TASK TO COMPLETE: Take from the listing each line that has the string "time".

AVAILABLE DATA:
====
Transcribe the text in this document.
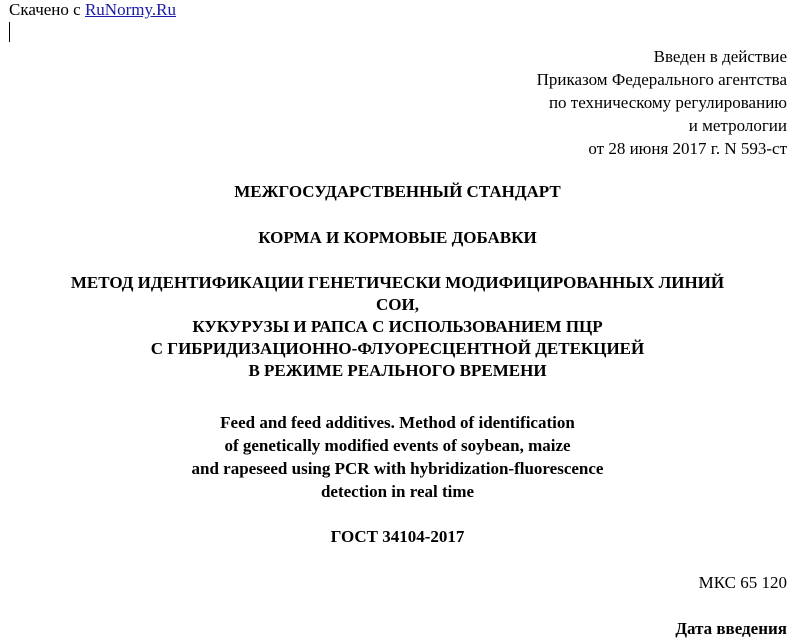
Скачено с RuNormy.Ru
Введен в действие
Приказом Федерального агентства
по техническому регулированию
и метрологии
от 28 июня 2017 г. N 593-ст
МЕЖГОСУДАРСТВЕННЫЙ СТАНДАРТ
КОРМА И КОРМОВЫЕ ДОБАВКИ
МЕТОД ИДЕНТИФИКАЦИИ ГЕНЕТИЧЕСКИ МОДИФИЦИРОВАННЫХ ЛИНИЙ
СОИ,
КУКУРУЗЫ И РАПСА С ИСПОЛЬЗОВАНИЕМ ПЦР
С ГИБРИДИЗАЦИОННО-ФЛУОРЕСЦЕНТНОЙ ДЕТЕКЦИЕЙ
В РЕЖИМЕ РЕАЛЬНОГО ВРЕМЕНИ
Feed and feed additives. Method of identification
of genetically modified events of soybean, maize
and rapeseed using PCR with hybridization-fluorescence
detection in real time
ГОСТ 34104-2017
МКС 65 120
Дата введения
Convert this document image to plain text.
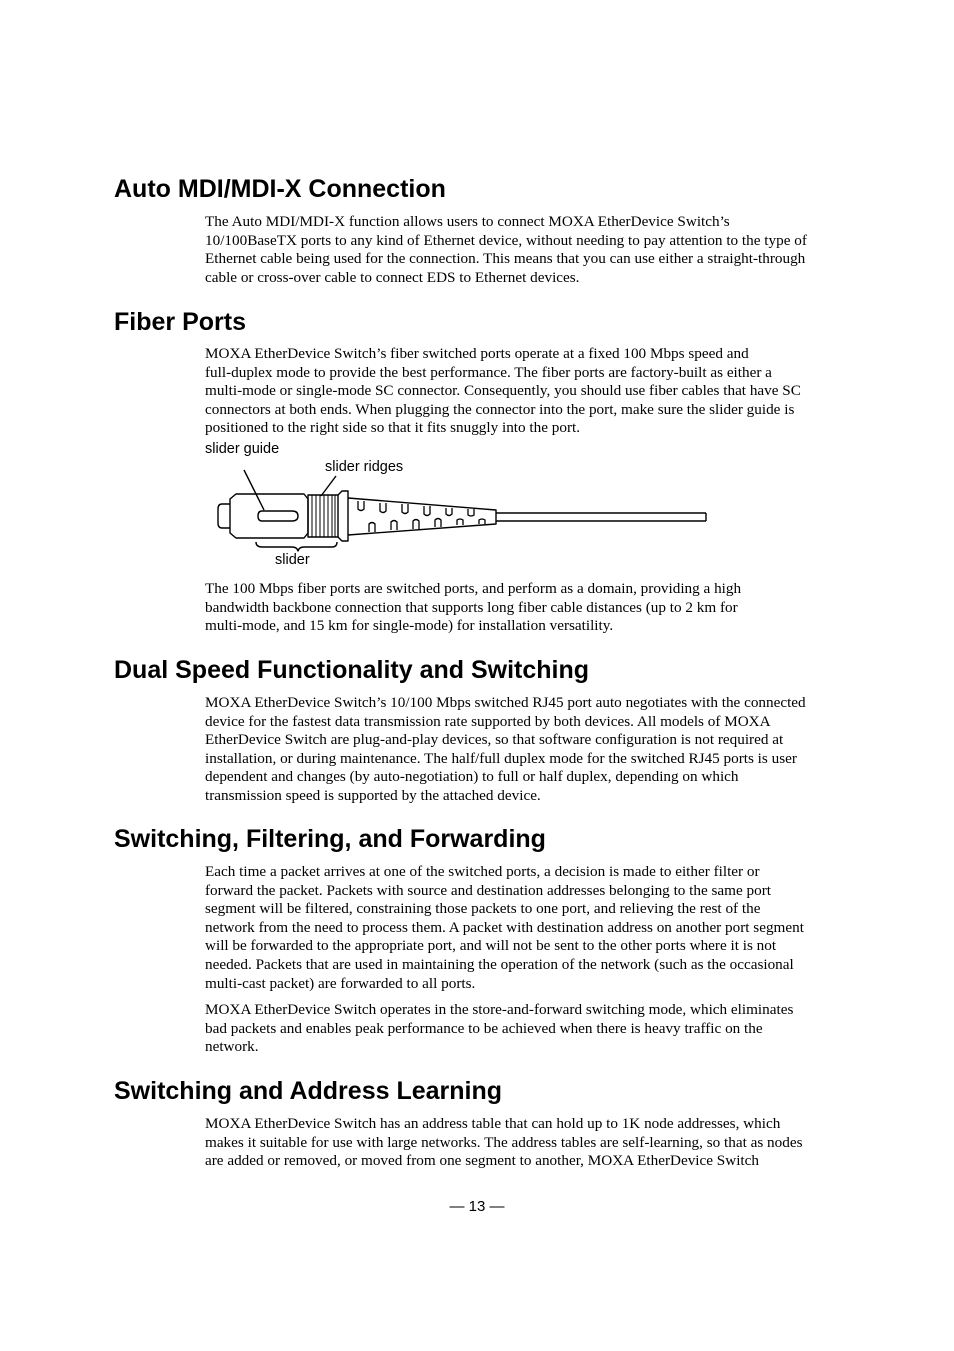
Auto MDI/MDI-X Connection

The Auto MDI/MDI-X function allows users to connect MOXA EtherDevice Switch’s
10/100BaseTX ports to any kind of Ethernet device, without needing to pay attention to the type of
Ethernet cable being used for the connection. This means that you can use either a straight-through
cable or cross-over cable to connect EDS to Ethernet devices.

Fiber Ports

MOXA EtherDevice Switch’s fiber switched ports operate at a fixed 100 Mbps speed and
full-duplex mode to provide the best performance. The fiber ports are factory-built as either a
multi-mode or single-mode SC connector. Consequently, you should use fiber cables that have SC
connectors at both ends. When plugging the connector into the port, make sure the slider guide is
positioned to the right side so that it fits snuggly into the port.

slider guide
slider ridges
slider

The 100 Mbps fiber ports are switched ports, and perform as a domain, providing a high
bandwidth backbone connection that supports long fiber cable distances (up to 2 km for
multi-mode, and 15 km for single-mode) for installation versatility.

Dual Speed Functionality and Switching

MOXA EtherDevice Switch’s 10/100 Mbps switched RJ45 port auto negotiates with the connected
device for the fastest data transmission rate supported by both devices. All models of MOXA
EtherDevice Switch are plug-and-play devices, so that software configuration is not required at
installation, or during maintenance. The half/full duplex mode for the switched RJ45 ports is user
dependent and changes (by auto-negotiation) to full or half duplex, depending on which
transmission speed is supported by the attached device.

Switching, Filtering, and Forwarding

Each time a packet arrives at one of the switched ports, a decision is made to either filter or
forward the packet. Packets with source and destination addresses belonging to the same port
segment will be filtered, constraining those packets to one port, and relieving the rest of the
network from the need to process them. A packet with destination address on another port segment
will be forwarded to the appropriate port, and will not be sent to the other ports where it is not
needed. Packets that are used in maintaining the operation of the network (such as the occasional
multi-cast packet) are forwarded to all ports.

MOXA EtherDevice Switch operates in the store-and-forward switching mode, which eliminates
bad packets and enables peak performance to be achieved when there is heavy traffic on the
network.

Switching and Address Learning

MOXA EtherDevice Switch has an address table that can hold up to 1K node addresses, which
makes it suitable for use with large networks. The address tables are self-learning, so that as nodes
are added or removed, or moved from one segment to another, MOXA EtherDevice Switch

— 13 —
====
RESULT OF THE TASK:
detection in real time
Each time a packet arrives at one of the switched ports, a decision is made to either filter or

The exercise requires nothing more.